* CHALLENGES *
1 – In the CUDA error-checking thread, which call does the macro use to catch asynchronous errors?
2 – Can you repeat the CUDA error-checking thread starting with "This should be" and going on through "for your help.", renaming "reproducer" to "test case" throughout?

* DOCUMENT SEGMENT *
Do the NVidia samples do a sufficient job in terms of detecting errors in Kernel launches? If not, can you point me to an example please?

One way to check for errors in kernel launches is to call this macro after every kernel launch:

// Macro to catch CUDA errors in kernel launches
#define CHECK_LAUNCH_ERROR()                                          \
do {                                                                  \
    /* Check synchronous errors, i.e. pre-launch */                   \
    cudaError_t err = cudaGetLastError();                             \
    if (cudaSuccess != err) {                                         \
        fprintf (stderr, "Cuda error in file '%s' in line %i : %s.\n",\
                 __FILE__, __LINE__, cudaGetErrorString(err) );       \
        exit(EXIT_FAILURE);                                           \
    }                                                                 \
    /* Check asynchronous errors, i.e. kernel failed (ULF) */         \
    err = cudaDeviceSynchronize();                                    \
    if (cudaSuccess != err) {                                         \
        fprintf (stderr, "Cuda error in file '%s' in line %i : %s.\n",\
                 __FILE__, __LINE__, cudaGetErrorString( err) );      \
        exit(EXIT_FAILURE);                                           \
    }                                                                 \
} while (0)

If you are doing proper CUDA error checking on a call to cudaMemGetInfo, and you are getting 0 back for total memory, that is just bizarre, unexplainable. At that point if I were trying to investigate, I would want a complete repro case. A full code that demonstrates the problem, stripped down to a minimum level, but still complete, along with what GPU you are running on, what OS, what CUDA version, and the compile command.

This should be completely unaffected by whether you are doing proper CUDA error checking around any particular kernel call.

I have a Quadro P2000 here (Win7, CUDA 8) on which I could run a minimal self-contained reproducer.

Ok
I have a Quadro P2000 (Win10, CUDA 9.2). I will do some more testing over the weekend and see if I can get a working self-contained reproducer.

Thank you both for your help.

* ROWS *
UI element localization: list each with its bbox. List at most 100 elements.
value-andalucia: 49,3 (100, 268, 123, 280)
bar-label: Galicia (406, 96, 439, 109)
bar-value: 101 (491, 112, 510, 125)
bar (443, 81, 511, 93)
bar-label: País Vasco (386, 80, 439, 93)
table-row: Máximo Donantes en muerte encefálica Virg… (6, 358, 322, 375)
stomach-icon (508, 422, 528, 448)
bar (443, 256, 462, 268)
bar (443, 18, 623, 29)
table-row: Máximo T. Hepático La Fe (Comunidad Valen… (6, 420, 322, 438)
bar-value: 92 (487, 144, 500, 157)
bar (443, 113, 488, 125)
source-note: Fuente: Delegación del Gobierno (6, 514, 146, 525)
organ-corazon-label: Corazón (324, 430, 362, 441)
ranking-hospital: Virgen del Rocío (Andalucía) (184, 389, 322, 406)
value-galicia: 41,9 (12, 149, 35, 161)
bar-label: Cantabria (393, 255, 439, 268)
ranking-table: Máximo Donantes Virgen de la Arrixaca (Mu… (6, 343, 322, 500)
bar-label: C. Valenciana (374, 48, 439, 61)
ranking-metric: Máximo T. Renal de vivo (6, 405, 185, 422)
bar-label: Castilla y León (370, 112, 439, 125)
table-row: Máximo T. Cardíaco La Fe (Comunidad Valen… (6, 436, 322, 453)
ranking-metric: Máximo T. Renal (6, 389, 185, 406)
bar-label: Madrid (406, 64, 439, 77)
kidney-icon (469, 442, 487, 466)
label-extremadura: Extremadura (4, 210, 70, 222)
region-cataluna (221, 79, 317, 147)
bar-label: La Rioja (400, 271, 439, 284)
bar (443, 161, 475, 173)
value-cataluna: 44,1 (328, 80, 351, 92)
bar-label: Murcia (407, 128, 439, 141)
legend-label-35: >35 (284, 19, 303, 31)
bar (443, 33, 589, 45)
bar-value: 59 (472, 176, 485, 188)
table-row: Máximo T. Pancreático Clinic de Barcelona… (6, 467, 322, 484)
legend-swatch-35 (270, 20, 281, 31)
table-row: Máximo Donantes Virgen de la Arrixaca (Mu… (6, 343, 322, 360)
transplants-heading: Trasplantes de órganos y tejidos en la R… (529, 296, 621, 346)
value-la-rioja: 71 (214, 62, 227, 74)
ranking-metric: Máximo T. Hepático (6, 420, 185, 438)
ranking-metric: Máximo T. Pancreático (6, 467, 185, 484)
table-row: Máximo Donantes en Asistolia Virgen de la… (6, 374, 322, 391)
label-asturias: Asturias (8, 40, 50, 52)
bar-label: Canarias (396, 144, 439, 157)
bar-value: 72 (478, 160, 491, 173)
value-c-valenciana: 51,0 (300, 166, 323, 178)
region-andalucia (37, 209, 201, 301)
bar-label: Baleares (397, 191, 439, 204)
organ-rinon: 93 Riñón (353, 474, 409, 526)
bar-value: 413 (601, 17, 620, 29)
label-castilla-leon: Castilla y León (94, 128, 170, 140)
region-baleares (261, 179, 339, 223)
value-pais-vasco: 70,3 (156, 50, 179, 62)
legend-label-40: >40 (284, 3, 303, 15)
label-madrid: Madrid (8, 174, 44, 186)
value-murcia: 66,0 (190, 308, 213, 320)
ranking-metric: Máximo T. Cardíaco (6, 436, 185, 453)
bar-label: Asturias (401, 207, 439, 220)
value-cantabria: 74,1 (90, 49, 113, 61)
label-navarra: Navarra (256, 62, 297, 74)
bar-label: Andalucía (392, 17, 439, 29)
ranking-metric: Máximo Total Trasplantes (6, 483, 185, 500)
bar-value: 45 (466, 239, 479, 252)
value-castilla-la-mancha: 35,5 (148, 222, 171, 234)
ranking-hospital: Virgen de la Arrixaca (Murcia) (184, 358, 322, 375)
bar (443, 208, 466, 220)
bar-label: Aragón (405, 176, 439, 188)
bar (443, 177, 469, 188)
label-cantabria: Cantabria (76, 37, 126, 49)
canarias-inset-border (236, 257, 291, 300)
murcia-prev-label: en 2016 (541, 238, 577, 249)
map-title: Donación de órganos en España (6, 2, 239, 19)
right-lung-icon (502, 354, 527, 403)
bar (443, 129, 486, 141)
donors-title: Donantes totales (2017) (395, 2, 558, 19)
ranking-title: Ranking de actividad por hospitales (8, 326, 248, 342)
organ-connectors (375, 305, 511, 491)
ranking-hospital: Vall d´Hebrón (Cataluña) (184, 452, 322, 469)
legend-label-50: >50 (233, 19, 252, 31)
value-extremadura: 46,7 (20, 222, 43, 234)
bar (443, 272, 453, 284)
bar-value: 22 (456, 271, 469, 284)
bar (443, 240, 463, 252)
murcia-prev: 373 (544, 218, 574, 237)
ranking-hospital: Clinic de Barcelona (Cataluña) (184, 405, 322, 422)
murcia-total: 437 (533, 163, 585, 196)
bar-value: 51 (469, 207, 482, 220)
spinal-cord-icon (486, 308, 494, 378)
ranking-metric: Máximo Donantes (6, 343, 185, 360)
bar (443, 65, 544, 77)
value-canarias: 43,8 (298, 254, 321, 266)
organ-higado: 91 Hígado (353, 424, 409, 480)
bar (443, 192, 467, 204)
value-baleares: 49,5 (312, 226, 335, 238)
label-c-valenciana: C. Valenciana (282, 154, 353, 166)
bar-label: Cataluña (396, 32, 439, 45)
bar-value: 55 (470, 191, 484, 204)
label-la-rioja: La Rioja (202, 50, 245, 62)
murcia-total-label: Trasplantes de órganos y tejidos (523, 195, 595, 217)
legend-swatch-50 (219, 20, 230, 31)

* RESPONSES *
1 – cudaDeviceSynchronize()

2 –
This should be completely unaffected by whether you are doing proper CUDA error checking around any particular kernel call.

I have a Quadro P2000 here (Win7, CUDA 8) on which I could run a minimal self-contained test case.

Ok
I have a Quadro P2000 (Win10, CUDA 9.2). I will do some more testing over the weekend and see if I can get a working self-contained test case.

Thank you both for your help.